→ **What is needed**
Answer with one number: how many lines hold "elektrycznych".

→ **Supplied records**

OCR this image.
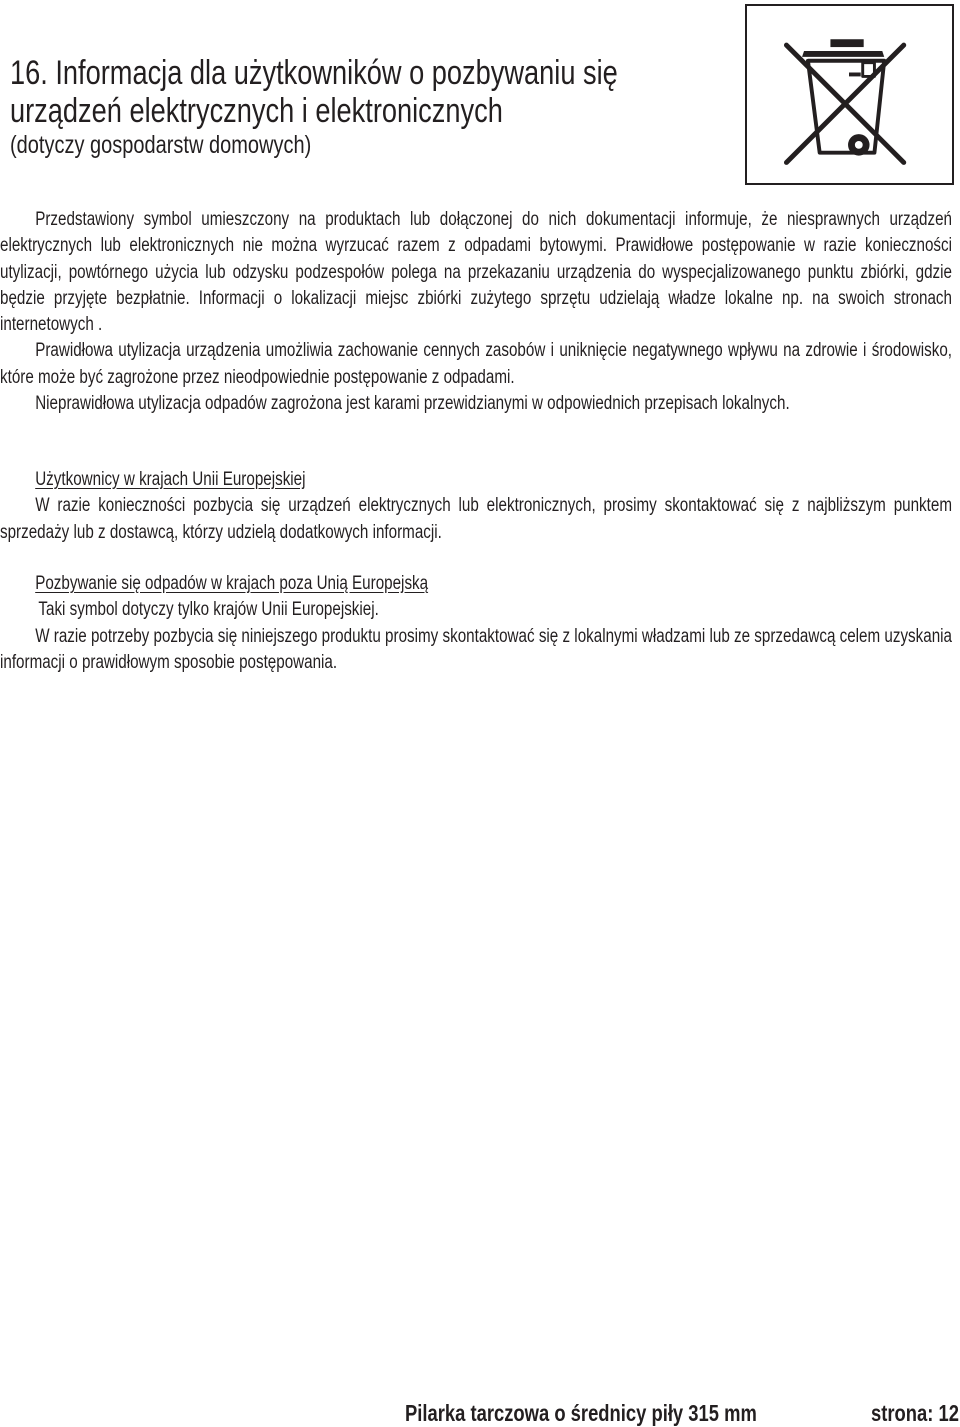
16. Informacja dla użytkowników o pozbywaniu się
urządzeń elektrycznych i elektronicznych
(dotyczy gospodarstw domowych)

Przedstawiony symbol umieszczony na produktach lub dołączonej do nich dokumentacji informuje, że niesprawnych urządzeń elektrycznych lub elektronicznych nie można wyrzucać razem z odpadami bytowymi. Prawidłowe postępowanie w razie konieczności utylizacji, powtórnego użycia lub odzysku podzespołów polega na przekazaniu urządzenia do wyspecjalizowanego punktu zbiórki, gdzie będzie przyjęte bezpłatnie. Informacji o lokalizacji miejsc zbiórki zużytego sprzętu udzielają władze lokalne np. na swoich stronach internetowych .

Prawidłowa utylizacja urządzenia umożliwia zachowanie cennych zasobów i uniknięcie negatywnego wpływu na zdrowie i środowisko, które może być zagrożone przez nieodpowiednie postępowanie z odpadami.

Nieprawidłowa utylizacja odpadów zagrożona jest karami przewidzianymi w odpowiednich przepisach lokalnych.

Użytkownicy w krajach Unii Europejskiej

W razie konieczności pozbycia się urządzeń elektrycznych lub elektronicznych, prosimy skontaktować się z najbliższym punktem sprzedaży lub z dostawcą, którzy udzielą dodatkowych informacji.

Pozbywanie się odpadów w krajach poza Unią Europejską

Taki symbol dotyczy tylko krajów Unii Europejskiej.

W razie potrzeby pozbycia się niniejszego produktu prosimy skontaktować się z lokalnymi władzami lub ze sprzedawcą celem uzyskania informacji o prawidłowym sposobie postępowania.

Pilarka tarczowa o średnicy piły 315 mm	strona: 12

--

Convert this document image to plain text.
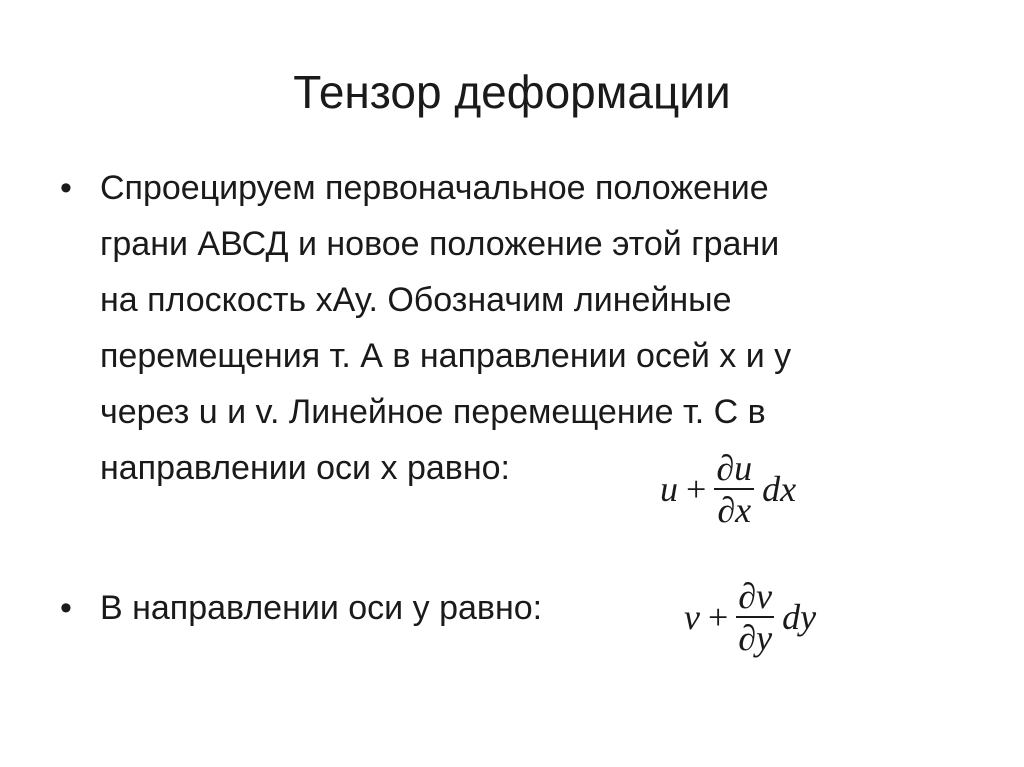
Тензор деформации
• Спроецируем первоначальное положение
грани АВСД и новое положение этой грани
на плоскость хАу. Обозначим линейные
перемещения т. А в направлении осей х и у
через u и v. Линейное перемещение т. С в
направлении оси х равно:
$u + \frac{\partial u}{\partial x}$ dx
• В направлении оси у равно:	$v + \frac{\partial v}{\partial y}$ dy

→ **Result**
3